▶ _Exercise_
Retype exactly the lines from the line with "Extract the structured" to the end of the data, keeping both boundary lines.

▶ _Data for the task_
- - - - - - -
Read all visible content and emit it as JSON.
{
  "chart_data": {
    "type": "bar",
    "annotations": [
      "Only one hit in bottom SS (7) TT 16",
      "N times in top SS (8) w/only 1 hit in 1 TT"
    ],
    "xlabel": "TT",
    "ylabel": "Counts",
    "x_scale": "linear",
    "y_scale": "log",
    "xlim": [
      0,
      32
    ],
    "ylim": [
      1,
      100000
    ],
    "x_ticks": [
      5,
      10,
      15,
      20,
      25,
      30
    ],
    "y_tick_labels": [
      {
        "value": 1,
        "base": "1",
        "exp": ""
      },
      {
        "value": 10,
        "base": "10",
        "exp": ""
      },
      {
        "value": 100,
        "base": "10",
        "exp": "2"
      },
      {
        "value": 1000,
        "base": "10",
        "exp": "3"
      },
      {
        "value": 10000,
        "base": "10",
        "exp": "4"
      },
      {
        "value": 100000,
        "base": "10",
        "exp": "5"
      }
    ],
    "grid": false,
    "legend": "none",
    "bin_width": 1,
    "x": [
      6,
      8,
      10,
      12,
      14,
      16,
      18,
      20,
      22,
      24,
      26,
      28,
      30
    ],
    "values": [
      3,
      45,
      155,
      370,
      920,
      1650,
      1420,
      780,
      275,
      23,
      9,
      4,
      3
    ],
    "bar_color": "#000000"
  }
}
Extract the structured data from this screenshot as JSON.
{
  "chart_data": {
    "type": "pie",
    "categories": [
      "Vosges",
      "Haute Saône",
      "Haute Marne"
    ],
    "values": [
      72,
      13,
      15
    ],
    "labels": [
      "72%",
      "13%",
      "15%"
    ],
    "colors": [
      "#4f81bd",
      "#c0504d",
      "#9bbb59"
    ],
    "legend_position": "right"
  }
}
- - - - - - -
▶ _Task result_
Extract the structured data from this screenshot as JSON.
{
  "chart_data": {
    "type": "pie",
    "categories": [
      "Vosges",
      "Haute Saône",
      "Haute Marne"
    ],
    "values": [
      72,
      13,
      15
    ],
    "labels": [
      "72%",
      "13%",
      "15%"
    ],
    "colors": [
      "#4f81bd",
      "#c0504d",
      "#9bbb59"
    ],
    "legend_position": "right"
  }
}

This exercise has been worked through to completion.